The required output consists solely of the lines from the line containing "What's the underlying" through the end of the records, copied exactly.
+++ Extracted data
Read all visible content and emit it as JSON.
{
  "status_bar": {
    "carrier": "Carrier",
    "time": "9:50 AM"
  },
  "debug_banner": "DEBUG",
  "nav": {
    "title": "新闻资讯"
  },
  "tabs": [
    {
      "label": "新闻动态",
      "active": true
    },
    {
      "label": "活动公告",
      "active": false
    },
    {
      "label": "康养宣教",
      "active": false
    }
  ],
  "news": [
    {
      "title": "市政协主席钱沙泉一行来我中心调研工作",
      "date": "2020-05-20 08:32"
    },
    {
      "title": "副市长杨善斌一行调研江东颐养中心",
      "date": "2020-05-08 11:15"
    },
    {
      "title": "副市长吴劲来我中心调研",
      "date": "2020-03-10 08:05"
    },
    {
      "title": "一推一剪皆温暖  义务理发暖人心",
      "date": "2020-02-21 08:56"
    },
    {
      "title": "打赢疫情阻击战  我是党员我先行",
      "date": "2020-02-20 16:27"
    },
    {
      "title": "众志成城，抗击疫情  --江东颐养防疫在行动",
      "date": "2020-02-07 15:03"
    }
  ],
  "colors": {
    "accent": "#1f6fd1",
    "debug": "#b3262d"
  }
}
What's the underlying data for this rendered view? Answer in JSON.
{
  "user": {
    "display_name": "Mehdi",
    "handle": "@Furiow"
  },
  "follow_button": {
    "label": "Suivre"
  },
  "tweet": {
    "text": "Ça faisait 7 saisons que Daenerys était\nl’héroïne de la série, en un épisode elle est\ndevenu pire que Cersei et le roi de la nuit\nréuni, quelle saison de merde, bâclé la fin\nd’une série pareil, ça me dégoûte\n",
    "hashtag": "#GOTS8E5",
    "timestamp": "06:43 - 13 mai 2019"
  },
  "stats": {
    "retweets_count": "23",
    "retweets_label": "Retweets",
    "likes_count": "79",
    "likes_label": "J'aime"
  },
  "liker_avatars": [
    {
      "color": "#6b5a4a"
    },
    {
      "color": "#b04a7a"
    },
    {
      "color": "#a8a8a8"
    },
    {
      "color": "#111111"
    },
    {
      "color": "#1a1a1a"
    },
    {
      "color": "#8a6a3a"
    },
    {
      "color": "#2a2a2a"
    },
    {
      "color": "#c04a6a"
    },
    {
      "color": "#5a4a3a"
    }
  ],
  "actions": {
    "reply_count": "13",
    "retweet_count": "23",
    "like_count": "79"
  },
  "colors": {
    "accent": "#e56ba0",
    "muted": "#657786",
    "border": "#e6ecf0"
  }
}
++++++
(Output for this task)
What's the underlying data for this rendered view? Answer in JSON.
{
  "user": {
    "display_name": "Mehdi",
    "handle": "@Furiow"
  },
  "follow_button": {
    "label": "Suivre"
  },
  "tweet": {
    "text": "Ça faisait 7 saisons que Daenerys était\nl’héroïne de la série, en un épisode elle est\ndevenu pire que Cersei et le roi de la nuit\nréuni, quelle saison de merde, bâclé la fin\nd’une série pareil, ça me dégoûte\n",
    "hashtag": "#GOTS8E5",
    "timestamp": "06:43 - 13 mai 2019"
  },
  "stats": {
    "retweets_count": "23",
    "retweets_label": "Retweets",
    "likes_count": "79",
    "likes_label": "J'aime"
  },
  "liker_avatars": [
    {
      "color": "#6b5a4a"
    },
    {
      "color": "#b04a7a"
    },
    {
      "color": "#a8a8a8"
    },
    {
      "color": "#111111"
    },
    {
      "color": "#1a1a1a"
    },
    {
      "color": "#8a6a3a"
    },
    {
      "color": "#2a2a2a"
    },
    {
      "color": "#c04a6a"
    },
    {
      "color": "#5a4a3a"
    }
  ],
  "actions": {
    "reply_count": "13",
    "retweet_count": "23",
    "like_count": "79"
  },
  "colors": {
    "accent": "#e56ba0",
    "muted": "#657786",
    "border": "#e6ecf0"
  }
}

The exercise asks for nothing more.